*Work to complete:* Filter the listing below, copying every line in which the word "surface" appears.

-------- Material provided --------

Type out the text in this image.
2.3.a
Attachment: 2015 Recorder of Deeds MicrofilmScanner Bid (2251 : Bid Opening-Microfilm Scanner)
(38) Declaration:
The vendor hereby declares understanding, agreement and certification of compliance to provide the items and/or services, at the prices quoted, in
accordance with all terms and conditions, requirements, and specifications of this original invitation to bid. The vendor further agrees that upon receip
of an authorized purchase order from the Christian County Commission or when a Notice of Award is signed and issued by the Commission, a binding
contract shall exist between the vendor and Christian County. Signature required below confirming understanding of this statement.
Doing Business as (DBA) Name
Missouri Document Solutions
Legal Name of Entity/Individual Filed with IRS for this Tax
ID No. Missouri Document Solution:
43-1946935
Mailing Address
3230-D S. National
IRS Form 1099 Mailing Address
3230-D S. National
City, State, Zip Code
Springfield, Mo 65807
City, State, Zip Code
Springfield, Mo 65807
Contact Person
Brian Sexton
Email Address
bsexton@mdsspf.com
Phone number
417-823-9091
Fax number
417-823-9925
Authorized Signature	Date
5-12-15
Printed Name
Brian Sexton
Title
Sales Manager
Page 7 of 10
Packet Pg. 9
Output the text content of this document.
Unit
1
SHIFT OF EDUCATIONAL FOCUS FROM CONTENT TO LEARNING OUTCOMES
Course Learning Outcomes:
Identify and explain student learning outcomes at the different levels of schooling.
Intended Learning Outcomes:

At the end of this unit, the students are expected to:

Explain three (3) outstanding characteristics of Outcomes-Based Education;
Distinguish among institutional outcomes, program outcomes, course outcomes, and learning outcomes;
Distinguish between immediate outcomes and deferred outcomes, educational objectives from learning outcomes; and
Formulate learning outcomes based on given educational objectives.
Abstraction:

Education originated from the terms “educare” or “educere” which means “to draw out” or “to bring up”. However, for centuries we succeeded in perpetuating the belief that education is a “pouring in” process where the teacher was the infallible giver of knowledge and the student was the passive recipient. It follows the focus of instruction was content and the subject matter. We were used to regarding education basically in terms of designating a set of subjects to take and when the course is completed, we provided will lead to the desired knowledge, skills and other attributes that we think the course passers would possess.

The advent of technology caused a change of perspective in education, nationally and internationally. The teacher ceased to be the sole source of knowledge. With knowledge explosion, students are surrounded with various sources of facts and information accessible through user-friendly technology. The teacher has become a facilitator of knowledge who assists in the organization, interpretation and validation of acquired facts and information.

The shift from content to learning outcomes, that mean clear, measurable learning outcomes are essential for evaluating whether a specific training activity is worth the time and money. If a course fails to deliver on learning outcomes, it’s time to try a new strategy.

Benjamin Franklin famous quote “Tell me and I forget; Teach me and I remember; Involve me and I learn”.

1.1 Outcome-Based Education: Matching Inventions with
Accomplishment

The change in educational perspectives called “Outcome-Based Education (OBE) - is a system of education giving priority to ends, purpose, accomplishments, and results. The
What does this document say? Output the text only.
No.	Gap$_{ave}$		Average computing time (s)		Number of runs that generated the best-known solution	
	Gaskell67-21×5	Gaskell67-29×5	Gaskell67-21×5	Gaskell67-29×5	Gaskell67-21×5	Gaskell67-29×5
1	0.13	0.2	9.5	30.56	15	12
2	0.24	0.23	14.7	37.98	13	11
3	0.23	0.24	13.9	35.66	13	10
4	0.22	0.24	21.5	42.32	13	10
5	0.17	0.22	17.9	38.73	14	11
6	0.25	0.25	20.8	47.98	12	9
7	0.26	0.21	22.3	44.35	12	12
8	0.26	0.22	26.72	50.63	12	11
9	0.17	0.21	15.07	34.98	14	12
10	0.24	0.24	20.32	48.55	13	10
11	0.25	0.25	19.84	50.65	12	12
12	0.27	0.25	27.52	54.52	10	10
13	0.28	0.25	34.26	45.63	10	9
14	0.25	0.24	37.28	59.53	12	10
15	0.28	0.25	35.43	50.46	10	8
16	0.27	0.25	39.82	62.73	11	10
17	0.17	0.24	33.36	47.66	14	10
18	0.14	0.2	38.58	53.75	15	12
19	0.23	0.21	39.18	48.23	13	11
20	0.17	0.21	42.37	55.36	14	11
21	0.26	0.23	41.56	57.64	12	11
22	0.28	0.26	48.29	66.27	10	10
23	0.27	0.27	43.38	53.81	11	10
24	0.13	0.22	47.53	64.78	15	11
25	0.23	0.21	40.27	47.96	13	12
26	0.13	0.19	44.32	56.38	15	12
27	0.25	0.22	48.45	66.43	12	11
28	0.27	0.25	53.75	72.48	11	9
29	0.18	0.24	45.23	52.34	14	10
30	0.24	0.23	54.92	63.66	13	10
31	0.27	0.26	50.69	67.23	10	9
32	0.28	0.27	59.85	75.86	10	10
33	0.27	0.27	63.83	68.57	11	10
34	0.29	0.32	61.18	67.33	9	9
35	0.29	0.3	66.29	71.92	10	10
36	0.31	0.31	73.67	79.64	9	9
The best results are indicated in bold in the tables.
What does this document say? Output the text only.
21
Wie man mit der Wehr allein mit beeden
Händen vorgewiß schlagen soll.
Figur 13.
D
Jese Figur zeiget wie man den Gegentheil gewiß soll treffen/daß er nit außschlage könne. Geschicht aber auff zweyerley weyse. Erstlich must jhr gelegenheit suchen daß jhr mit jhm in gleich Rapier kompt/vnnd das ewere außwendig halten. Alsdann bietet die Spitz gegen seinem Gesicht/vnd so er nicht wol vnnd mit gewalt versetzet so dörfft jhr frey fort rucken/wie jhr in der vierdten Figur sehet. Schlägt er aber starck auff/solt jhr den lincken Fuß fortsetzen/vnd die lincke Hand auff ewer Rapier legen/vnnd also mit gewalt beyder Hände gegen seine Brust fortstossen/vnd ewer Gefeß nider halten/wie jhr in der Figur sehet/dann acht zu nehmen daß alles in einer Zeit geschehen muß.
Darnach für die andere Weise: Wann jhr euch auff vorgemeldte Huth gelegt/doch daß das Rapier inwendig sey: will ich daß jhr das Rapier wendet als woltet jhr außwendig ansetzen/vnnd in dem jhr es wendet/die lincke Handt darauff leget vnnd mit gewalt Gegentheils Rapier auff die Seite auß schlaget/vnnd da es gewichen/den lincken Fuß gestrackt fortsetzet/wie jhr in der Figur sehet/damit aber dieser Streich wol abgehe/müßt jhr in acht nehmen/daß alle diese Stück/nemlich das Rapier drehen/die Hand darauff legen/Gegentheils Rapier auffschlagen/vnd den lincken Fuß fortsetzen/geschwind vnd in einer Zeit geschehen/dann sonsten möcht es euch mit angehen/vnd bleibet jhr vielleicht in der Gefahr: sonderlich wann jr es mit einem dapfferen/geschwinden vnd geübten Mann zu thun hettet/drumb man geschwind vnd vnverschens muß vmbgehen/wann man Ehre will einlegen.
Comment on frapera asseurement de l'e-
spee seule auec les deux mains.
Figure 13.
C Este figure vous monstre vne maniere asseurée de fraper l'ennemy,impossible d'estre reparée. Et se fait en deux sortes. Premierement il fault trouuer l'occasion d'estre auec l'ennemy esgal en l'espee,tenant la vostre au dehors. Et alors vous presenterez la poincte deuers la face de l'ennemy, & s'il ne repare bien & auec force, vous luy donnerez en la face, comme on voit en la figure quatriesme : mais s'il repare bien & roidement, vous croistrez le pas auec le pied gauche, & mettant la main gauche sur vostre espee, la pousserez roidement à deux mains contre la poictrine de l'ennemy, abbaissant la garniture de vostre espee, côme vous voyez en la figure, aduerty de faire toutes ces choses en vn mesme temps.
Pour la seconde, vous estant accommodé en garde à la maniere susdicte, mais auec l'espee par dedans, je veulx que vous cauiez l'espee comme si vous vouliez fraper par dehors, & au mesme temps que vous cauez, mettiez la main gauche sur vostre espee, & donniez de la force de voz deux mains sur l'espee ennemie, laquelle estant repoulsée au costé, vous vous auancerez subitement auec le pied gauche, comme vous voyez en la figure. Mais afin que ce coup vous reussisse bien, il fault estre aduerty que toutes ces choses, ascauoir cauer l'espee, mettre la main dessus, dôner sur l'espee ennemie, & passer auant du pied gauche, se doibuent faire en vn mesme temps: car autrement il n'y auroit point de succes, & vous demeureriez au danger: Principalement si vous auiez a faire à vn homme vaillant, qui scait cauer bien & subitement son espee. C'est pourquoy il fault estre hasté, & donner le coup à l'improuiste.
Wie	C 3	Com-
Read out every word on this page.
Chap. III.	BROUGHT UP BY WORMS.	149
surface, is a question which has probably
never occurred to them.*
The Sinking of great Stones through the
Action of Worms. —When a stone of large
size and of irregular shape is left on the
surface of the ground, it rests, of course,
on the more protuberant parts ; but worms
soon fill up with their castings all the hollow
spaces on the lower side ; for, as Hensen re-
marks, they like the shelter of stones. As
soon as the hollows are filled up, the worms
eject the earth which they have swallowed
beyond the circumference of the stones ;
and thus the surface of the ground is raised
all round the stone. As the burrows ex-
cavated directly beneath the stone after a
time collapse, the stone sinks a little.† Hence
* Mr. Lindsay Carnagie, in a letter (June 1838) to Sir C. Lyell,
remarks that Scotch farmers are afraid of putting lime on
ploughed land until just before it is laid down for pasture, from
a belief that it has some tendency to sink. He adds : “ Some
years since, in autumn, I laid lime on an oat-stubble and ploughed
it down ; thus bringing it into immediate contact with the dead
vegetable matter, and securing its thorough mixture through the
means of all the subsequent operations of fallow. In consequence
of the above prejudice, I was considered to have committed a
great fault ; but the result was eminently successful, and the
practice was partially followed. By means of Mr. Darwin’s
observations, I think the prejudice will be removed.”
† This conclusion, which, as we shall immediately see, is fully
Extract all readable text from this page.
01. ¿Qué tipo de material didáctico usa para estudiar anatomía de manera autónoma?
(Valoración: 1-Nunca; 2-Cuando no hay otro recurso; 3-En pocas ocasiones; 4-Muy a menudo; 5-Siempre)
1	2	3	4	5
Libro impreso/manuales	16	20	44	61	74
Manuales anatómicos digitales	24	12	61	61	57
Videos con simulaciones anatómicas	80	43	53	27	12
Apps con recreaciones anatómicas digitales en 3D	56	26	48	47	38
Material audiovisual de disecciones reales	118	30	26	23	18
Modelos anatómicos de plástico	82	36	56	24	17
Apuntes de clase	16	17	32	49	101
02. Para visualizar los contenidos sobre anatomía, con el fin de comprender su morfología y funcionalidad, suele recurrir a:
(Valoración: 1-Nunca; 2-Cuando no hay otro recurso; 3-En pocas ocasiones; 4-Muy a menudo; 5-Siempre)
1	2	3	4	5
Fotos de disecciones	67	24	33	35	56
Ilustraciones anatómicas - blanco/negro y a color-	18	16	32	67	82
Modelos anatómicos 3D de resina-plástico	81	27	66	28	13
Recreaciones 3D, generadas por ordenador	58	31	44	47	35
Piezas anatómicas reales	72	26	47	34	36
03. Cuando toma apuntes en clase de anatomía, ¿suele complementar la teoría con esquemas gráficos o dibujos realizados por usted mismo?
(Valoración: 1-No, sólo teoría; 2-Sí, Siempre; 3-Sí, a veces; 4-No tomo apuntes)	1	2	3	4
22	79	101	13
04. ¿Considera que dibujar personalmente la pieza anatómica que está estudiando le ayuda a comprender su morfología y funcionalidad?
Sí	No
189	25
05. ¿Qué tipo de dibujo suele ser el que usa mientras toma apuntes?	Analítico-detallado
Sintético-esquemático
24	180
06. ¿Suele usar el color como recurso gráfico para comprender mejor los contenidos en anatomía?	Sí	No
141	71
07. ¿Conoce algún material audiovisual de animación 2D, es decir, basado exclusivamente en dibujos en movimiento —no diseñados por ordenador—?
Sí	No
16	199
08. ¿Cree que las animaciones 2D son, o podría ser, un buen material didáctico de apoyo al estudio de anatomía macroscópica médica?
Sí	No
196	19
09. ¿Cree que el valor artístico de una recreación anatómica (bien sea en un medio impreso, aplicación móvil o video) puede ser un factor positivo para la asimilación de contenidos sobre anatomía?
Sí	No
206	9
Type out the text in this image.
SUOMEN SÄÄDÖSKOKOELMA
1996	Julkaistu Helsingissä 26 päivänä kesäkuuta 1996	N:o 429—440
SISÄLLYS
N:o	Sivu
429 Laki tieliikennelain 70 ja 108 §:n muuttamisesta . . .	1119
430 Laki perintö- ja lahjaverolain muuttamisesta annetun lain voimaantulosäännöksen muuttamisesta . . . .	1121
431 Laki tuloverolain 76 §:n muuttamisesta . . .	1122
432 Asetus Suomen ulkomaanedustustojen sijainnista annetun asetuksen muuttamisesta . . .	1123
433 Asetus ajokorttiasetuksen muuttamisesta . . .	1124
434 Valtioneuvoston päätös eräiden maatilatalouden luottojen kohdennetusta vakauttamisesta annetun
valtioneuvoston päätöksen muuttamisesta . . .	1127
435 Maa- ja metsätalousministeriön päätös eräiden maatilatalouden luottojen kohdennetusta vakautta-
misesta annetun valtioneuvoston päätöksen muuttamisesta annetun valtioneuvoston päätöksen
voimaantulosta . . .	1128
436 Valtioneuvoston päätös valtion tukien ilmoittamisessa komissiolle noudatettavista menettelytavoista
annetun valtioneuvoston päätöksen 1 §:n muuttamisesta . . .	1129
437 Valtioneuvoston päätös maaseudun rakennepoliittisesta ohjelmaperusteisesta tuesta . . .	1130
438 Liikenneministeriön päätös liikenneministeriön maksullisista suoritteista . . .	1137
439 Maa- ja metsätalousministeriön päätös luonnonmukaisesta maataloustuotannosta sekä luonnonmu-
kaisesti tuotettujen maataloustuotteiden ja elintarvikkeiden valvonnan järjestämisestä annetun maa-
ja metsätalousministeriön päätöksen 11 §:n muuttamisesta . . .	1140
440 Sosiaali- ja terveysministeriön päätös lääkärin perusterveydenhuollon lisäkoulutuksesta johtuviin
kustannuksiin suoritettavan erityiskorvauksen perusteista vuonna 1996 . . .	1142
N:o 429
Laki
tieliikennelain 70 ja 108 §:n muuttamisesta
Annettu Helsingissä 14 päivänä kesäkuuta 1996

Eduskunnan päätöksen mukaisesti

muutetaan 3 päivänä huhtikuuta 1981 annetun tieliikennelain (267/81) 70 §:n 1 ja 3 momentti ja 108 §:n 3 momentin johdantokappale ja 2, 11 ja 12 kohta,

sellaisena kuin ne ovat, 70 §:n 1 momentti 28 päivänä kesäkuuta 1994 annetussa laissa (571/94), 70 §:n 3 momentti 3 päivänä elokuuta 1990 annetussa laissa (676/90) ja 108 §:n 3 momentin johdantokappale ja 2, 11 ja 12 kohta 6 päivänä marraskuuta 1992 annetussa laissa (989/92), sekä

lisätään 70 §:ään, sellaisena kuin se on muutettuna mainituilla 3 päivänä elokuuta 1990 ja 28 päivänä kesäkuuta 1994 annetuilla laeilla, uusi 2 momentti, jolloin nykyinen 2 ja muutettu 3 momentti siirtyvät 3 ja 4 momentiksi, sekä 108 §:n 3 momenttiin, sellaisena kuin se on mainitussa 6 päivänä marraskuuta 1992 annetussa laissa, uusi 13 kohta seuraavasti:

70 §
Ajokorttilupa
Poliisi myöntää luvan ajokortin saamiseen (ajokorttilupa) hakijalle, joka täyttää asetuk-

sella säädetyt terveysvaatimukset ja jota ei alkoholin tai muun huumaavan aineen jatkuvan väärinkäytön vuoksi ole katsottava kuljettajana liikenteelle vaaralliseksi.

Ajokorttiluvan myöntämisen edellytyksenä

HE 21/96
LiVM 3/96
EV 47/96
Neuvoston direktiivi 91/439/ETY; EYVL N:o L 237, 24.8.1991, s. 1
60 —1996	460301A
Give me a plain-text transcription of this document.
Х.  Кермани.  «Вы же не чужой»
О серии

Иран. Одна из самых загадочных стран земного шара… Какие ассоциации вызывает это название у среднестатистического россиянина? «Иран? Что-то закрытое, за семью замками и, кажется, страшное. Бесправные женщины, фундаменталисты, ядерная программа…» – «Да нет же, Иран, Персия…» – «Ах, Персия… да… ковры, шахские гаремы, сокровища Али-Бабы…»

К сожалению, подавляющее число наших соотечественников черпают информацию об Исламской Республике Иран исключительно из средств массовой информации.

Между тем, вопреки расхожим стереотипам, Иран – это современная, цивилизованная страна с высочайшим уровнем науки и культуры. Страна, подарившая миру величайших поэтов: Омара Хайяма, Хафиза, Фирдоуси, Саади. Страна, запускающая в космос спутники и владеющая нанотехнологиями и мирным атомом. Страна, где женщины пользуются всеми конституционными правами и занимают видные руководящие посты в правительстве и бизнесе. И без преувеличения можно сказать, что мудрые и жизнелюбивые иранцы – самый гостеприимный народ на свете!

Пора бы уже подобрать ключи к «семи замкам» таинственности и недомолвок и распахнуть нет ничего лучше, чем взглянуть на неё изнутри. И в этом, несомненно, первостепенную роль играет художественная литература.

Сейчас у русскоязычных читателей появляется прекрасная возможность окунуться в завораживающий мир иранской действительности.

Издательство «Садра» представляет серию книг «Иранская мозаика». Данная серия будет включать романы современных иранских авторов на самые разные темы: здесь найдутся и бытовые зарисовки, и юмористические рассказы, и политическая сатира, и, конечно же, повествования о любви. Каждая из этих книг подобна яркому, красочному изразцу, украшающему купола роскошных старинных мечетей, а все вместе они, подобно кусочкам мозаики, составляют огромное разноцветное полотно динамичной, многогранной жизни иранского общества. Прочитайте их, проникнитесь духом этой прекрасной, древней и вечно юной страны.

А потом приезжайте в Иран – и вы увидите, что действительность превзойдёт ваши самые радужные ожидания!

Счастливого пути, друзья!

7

--------

*Output below:*
surface, is a question which has probably
surface of the ground, it rests, of course,
and thus the surface of the ground is raised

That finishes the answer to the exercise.